▸ Dataset records

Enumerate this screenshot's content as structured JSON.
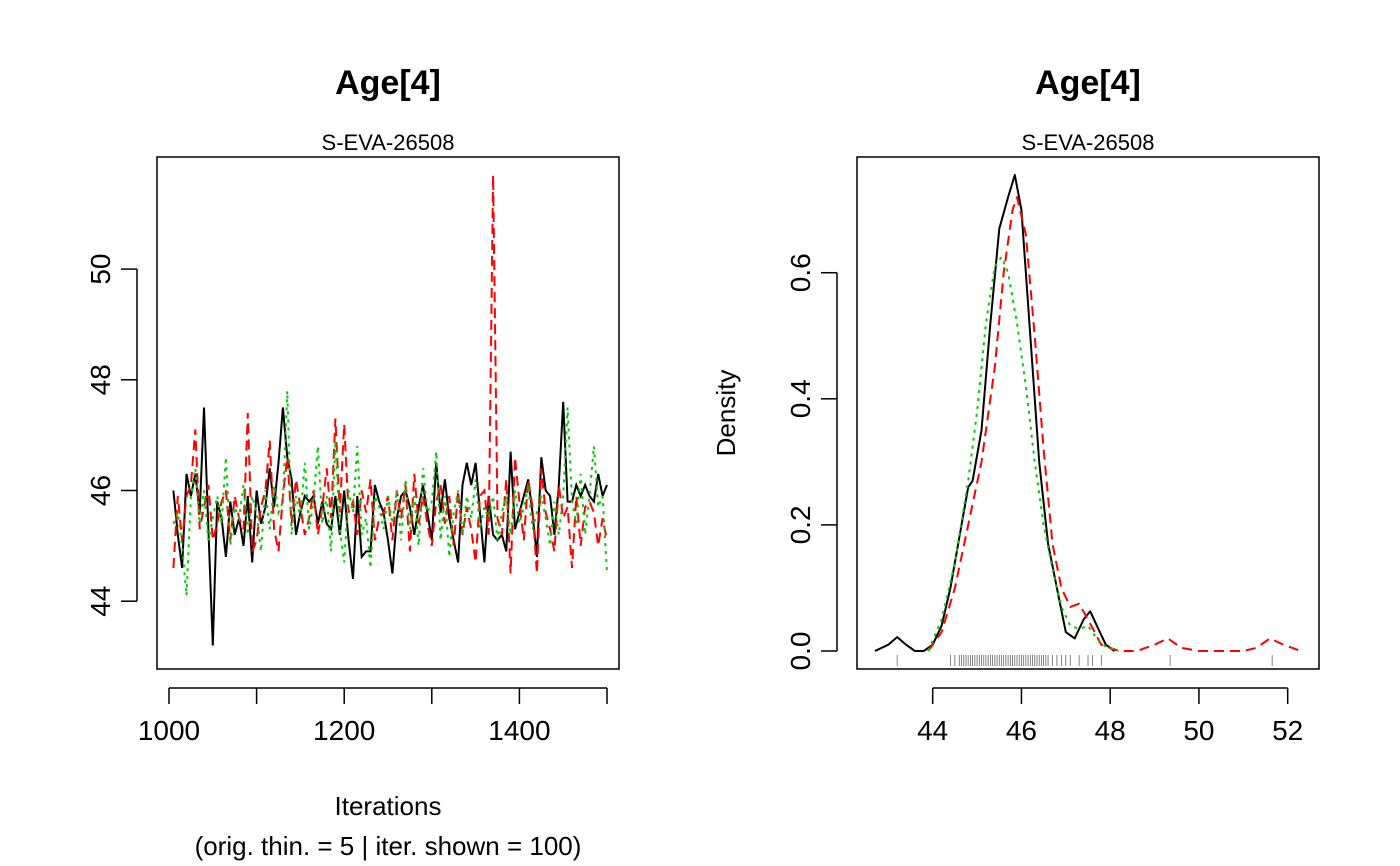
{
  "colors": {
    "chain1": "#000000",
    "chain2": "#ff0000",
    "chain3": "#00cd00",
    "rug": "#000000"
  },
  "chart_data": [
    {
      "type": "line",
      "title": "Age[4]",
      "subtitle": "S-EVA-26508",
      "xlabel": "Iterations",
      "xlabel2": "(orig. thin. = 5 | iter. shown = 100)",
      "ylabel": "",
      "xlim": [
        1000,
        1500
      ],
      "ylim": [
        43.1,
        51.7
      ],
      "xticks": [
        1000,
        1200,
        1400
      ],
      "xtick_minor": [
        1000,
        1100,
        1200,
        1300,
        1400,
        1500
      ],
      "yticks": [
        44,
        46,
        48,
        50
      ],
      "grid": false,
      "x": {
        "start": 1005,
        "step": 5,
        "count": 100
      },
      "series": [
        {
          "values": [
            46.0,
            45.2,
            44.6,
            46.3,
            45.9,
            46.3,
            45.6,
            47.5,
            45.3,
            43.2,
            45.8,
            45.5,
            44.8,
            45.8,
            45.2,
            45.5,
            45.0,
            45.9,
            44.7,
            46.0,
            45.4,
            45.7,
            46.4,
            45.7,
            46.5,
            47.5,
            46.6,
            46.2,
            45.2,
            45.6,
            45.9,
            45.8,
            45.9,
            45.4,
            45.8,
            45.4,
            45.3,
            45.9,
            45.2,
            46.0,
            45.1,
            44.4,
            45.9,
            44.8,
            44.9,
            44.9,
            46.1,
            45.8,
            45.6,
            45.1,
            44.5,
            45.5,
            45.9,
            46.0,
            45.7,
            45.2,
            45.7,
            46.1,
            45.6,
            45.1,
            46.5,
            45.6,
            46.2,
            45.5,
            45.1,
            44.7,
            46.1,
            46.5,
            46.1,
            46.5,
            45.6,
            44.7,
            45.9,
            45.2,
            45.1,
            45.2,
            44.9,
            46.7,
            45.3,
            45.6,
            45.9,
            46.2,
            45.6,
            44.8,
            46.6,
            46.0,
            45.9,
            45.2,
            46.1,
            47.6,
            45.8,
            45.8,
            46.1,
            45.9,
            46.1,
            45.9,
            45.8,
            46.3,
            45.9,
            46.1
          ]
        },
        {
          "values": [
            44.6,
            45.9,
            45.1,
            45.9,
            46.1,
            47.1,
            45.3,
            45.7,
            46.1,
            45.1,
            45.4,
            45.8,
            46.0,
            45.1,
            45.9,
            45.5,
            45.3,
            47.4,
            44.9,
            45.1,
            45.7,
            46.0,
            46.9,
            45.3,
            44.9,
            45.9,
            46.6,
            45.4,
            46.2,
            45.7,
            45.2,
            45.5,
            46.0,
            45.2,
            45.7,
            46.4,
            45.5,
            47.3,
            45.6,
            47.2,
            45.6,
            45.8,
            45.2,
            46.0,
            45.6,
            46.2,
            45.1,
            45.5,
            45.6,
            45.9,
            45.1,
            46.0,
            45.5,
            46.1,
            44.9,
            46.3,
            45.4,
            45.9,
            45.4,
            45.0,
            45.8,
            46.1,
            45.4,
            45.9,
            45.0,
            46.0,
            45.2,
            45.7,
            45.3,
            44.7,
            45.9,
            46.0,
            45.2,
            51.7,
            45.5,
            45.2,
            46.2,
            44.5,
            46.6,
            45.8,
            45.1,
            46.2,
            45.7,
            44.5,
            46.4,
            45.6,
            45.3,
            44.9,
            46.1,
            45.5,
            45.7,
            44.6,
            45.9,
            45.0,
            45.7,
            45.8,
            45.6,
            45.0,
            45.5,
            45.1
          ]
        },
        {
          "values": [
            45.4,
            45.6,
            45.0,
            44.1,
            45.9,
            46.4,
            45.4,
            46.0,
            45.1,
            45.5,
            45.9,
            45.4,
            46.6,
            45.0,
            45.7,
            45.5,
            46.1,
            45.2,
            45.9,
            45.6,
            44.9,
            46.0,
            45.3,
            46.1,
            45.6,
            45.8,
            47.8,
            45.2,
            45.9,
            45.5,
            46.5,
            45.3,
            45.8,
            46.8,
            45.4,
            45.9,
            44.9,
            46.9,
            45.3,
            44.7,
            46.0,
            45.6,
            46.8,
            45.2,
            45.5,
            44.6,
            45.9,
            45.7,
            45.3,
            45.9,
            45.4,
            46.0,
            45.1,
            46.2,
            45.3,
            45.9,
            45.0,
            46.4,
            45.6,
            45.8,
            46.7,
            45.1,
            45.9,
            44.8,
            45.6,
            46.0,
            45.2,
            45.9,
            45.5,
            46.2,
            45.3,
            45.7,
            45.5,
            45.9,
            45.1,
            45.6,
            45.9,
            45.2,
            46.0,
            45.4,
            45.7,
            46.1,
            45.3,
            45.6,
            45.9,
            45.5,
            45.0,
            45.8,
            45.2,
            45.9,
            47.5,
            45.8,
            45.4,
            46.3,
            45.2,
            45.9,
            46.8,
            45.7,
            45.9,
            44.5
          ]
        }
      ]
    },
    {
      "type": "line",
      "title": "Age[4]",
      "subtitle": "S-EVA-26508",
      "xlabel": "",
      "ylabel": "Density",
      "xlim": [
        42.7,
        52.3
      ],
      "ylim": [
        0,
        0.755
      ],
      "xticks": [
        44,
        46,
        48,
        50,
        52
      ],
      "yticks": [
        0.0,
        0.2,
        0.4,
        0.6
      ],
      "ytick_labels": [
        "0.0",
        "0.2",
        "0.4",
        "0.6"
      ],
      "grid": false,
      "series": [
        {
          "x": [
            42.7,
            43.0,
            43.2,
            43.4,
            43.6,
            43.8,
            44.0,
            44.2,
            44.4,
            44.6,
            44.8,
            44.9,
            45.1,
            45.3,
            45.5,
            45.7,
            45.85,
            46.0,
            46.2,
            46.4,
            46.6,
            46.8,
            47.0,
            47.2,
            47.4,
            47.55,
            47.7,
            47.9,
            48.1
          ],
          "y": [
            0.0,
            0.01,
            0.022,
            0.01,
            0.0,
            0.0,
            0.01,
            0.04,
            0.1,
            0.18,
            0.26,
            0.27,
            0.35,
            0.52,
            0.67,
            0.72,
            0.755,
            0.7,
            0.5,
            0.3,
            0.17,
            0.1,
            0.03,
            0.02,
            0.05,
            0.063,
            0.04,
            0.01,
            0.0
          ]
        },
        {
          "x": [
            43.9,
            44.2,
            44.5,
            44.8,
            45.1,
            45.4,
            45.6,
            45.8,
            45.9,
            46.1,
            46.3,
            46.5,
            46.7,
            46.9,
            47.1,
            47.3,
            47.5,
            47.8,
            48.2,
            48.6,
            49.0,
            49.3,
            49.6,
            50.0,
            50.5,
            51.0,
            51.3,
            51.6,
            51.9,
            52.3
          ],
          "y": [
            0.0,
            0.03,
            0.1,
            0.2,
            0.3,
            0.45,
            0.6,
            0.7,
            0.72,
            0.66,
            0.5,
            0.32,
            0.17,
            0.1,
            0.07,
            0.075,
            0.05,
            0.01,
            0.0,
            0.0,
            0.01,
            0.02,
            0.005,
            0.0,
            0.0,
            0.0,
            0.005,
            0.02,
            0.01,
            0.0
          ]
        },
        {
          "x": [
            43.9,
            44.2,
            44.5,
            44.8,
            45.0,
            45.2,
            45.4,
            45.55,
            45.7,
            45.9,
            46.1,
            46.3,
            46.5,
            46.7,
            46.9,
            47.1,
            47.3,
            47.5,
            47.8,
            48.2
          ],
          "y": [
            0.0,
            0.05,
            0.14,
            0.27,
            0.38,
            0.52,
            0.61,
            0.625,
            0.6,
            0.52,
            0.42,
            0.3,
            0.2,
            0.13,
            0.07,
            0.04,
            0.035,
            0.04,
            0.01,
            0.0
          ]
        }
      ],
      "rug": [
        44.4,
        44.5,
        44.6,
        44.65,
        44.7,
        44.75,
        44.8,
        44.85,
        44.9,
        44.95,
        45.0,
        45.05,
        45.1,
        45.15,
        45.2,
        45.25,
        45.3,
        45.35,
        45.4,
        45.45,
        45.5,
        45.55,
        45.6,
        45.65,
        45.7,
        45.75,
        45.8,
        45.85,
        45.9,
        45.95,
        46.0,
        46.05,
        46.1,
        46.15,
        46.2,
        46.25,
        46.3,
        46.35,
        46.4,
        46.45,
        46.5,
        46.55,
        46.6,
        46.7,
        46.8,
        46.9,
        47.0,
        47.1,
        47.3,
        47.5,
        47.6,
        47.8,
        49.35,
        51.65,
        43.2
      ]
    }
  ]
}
...
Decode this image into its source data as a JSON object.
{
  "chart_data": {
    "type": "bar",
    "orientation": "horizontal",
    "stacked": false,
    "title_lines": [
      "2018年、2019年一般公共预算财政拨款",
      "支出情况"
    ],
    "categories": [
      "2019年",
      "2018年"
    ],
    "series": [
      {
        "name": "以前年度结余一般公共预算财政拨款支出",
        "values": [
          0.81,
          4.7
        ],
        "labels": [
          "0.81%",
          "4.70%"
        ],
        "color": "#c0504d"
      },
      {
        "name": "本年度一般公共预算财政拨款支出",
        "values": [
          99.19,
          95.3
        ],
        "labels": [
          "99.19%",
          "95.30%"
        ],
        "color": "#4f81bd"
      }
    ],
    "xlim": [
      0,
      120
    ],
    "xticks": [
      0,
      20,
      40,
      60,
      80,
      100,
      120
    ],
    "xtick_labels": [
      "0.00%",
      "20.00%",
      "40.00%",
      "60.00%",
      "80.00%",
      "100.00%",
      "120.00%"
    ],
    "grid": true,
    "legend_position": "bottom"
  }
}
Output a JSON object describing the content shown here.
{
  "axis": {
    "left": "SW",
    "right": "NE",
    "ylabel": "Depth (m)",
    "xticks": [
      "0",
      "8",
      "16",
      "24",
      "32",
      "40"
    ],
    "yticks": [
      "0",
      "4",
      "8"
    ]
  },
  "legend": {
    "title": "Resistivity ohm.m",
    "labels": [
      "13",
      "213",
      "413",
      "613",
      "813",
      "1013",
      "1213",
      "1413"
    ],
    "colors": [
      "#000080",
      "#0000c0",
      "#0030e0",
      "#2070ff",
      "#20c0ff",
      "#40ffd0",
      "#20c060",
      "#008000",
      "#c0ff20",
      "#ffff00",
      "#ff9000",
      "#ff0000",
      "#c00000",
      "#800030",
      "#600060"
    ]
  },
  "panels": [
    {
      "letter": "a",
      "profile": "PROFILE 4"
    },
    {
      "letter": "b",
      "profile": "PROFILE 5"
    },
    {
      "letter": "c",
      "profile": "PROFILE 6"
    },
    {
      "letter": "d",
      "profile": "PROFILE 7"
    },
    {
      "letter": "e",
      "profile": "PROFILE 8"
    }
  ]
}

▸ Objective
Select and copy each line from the data that includes the word "JSON".

▸ Solution to the problem
Enumerate this screenshot's content as structured JSON.
Decode this image into its source data as a JSON object.
Output a JSON object describing the content shown here.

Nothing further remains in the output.